Structured figure records:

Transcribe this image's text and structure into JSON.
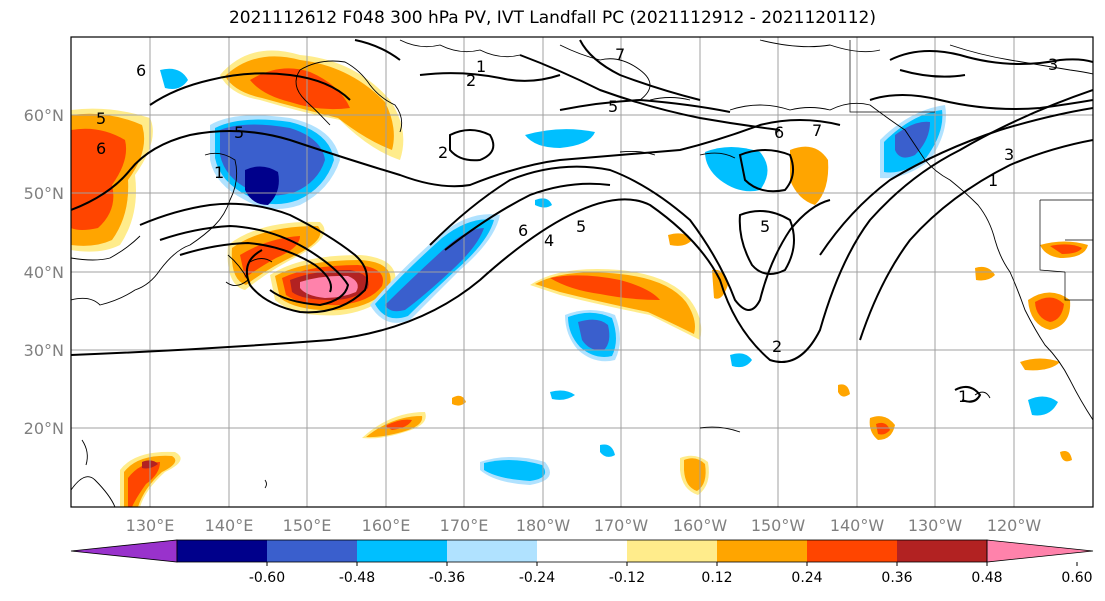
{
  "title": "2021112612 F048 300 hPa PV, IVT Landfall PC (2021112912 - 2021120112)",
  "lat_labels": [
    "60°N",
    "50°N",
    "40°N",
    "30°N",
    "20°N"
  ],
  "lon_labels": [
    "130°E",
    "140°E",
    "150°E",
    "160°E",
    "170°E",
    "180°W",
    "170°W",
    "160°W",
    "150°W",
    "140°W",
    "130°W",
    "120°W"
  ],
  "colorbar": {
    "colors": [
      "#9932cc",
      "#00008b",
      "#3a5fcd",
      "#00bfff",
      "#b0e2ff",
      "#ffffff",
      "#ffec8b",
      "#ffa500",
      "#ff4500",
      "#b22222",
      "#ff82ab"
    ],
    "tick_labels": [
      "-0.60",
      "-0.48",
      "-0.36",
      "-0.24",
      "-0.12",
      "0.12",
      "0.24",
      "0.36",
      "0.48",
      "0.60"
    ]
  },
  "contour_labels": [
    "6",
    "5",
    "6",
    "1",
    "2",
    "1",
    "7",
    "5",
    "6",
    "7",
    "3",
    "2",
    "5",
    "6",
    "4",
    "5",
    "5",
    "3",
    "1",
    "2",
    "1"
  ],
  "colors": {
    "frame": "#000000",
    "grid": "#a0a0a0",
    "land": "#000000"
  }
}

EXERCISE REQUIREMENTS: The pictures in the entries should be left out; output everything else exactly.

SOLUTION TO THIS PROBLEM:
Transcribe this image's text and structure into JSON.
{
  "title": "2021112612 F048 300 hPa PV, IVT Landfall PC (2021112912 - 2021120112)",
  "lat_labels": [
    "60°N",
    "50°N",
    "40°N",
    "30°N",
    "20°N"
  ],
  "lon_labels": [
    "130°E",
    "140°E",
    "150°E",
    "160°E",
    "170°E",
    "180°W",
    "170°W",
    "160°W",
    "150°W",
    "140°W",
    "130°W",
    "120°W"
  ],
  "colorbar": {
    "colors": [
      "#9932cc",
      "#00008b",
      "#3a5fcd",
      "#00bfff",
      "#b0e2ff",
      "#ffffff",
      "#ffec8b",
      "#ffa500",
      "#ff4500",
      "#b22222",
      "#ff82ab"
    ],
    "tick_labels": [
      "-0.60",
      "-0.48",
      "-0.36",
      "-0.24",
      "-0.12",
      "0.12",
      "0.24",
      "0.36",
      "0.48",
      "0.60"
    ]
  },
  "contour_labels": [
    "6",
    "5",
    "6",
    "1",
    "2",
    "1",
    "7",
    "5",
    "6",
    "7",
    "3",
    "2",
    "5",
    "6",
    "4",
    "5",
    "5",
    "3",
    "1",
    "2",
    "1"
  ],
  "colors": {
    "frame": "#000000",
    "grid": "#a0a0a0",
    "land": "#000000"
  }
}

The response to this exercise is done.